_Work required_
All of the material should be reproduced exactly, with pictures left out.

- - -

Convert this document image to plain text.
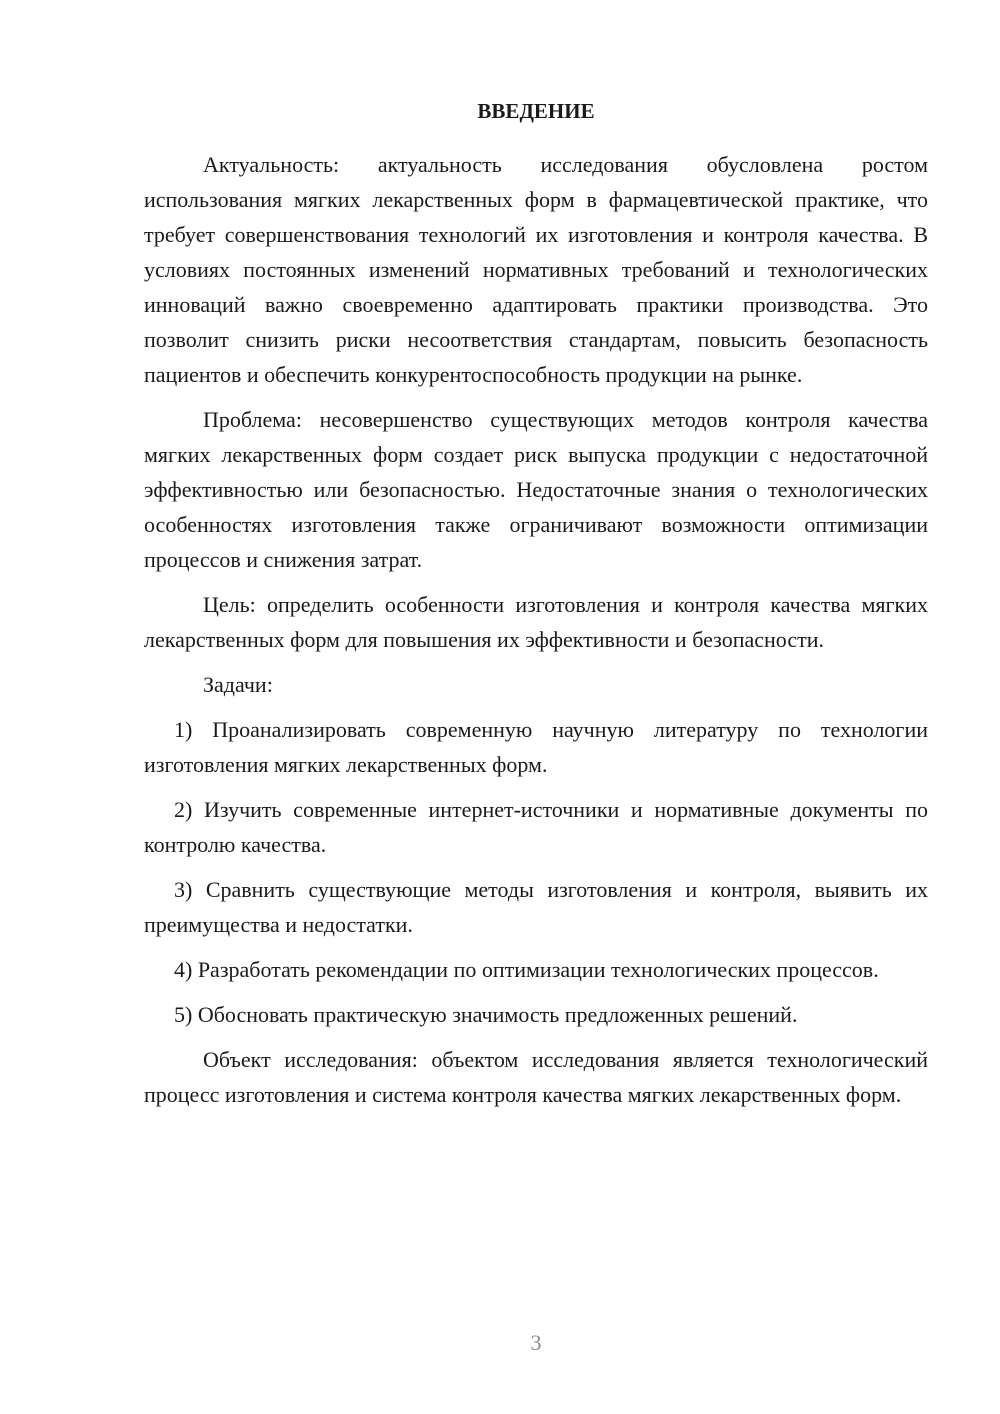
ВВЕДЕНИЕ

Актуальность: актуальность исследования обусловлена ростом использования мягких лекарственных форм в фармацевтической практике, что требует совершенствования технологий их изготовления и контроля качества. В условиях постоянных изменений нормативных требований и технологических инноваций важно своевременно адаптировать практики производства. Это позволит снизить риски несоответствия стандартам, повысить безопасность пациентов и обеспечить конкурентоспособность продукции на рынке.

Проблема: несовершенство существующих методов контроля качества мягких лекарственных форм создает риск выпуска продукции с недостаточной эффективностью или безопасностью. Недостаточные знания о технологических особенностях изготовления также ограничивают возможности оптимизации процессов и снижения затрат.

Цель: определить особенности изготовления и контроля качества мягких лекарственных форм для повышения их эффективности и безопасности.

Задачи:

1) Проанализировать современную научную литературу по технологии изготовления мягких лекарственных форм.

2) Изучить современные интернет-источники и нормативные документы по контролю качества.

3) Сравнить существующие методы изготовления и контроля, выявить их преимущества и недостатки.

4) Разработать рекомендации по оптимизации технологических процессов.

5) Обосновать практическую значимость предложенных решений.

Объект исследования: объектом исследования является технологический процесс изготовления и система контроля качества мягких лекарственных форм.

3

- - -

_Result_
Convert this document image to plain text.
ВВЕДЕНИЕ

Актуальность: актуальность исследования обусловлена ростом использования мягких лекарственных форм в фармацевтической практике, что требует совершенствования технологий их изготовления и контроля качества. В условиях постоянных изменений нормативных требований и технологических инноваций важно своевременно адаптировать практики производства. Это позволит снизить риски несоответствия стандартам, повысить безопасность пациентов и обеспечить конкурентоспособность продукции на рынке.

Проблема: несовершенство существующих методов контроля качества мягких лекарственных форм создает риск выпуска продукции с недостаточной эффективностью или безопасностью. Недостаточные знания о технологических особенностях изготовления также ограничивают возможности оптимизации процессов и снижения затрат.

Цель: определить особенности изготовления и контроля качества мягких лекарственных форм для повышения их эффективности и безопасности.

Задачи:

1) Проанализировать современную научную литературу по технологии изготовления мягких лекарственных форм.

2) Изучить современные интернет-источники и нормативные документы по контролю качества.

3) Сравнить существующие методы изготовления и контроля, выявить их преимущества и недостатки.

4) Разработать рекомендации по оптимизации технологических процессов.

5) Обосновать практическую значимость предложенных решений.

Объект исследования: объектом исследования является технологический процесс изготовления и система контроля качества мягких лекарственных форм.

3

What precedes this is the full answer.